Filter out everything except lines holding "more".

## start Material for this task

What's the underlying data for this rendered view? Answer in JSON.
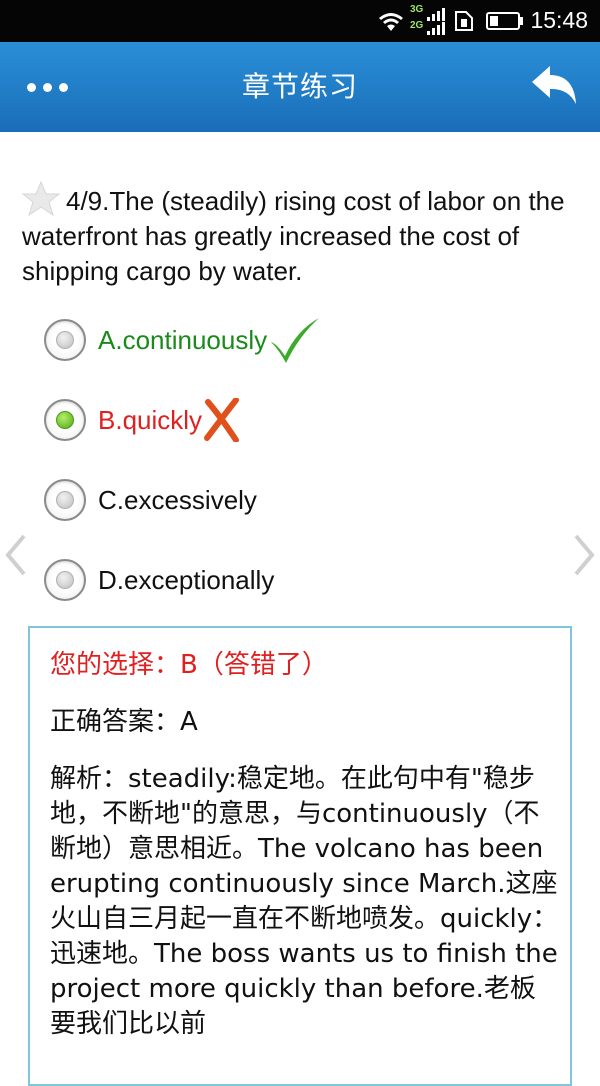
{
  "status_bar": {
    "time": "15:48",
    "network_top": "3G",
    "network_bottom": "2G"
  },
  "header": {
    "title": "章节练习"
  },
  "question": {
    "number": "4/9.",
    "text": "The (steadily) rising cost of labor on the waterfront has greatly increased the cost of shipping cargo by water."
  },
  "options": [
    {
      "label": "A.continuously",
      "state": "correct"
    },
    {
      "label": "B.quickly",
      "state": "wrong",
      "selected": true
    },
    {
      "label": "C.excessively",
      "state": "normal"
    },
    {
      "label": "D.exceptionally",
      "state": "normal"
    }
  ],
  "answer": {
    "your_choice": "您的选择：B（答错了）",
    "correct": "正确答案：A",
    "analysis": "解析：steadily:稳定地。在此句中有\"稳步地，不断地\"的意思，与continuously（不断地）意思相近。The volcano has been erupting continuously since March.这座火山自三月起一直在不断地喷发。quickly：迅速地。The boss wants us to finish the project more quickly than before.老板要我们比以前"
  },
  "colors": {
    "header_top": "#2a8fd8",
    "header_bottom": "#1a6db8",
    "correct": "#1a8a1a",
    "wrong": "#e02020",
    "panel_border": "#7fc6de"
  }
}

## end Material for this task
## start Material for this task

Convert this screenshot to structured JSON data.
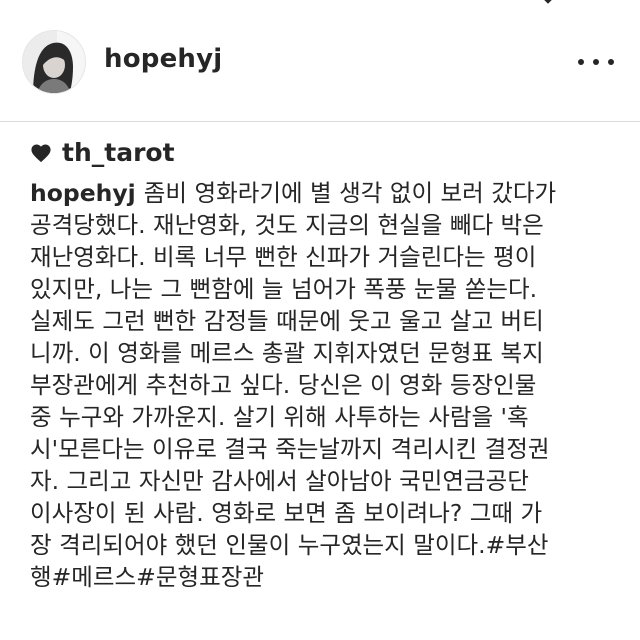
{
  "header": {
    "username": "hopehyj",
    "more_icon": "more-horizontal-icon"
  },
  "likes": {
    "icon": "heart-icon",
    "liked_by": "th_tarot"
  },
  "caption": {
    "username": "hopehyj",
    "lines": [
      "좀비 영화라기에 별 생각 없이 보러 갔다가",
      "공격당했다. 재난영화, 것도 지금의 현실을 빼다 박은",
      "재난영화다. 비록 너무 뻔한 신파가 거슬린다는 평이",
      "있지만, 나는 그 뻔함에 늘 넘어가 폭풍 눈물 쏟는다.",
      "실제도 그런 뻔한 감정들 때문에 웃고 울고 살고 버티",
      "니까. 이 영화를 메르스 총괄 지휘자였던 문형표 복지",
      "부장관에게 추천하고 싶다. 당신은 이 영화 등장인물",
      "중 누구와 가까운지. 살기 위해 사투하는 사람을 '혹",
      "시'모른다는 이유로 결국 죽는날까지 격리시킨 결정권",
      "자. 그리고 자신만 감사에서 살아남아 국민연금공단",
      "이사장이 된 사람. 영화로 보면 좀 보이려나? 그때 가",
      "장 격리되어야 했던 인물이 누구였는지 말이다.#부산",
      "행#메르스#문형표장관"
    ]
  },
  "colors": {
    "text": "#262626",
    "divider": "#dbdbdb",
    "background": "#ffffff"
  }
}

## end Material for this task

§ Answer in full:
    "analysis": "解析：steadily:稳定地。在此句中有\"稳步地，不断地\"的意思，与continuously（不断地）意思相近。The volcano has been erupting continuously since March.这座火山自三月起一直在不断地喷发。quickly：迅速地。The boss wants us to finish the project more quickly than before.老板要我们比以前"
    "more_icon": "more-horizontal-icon"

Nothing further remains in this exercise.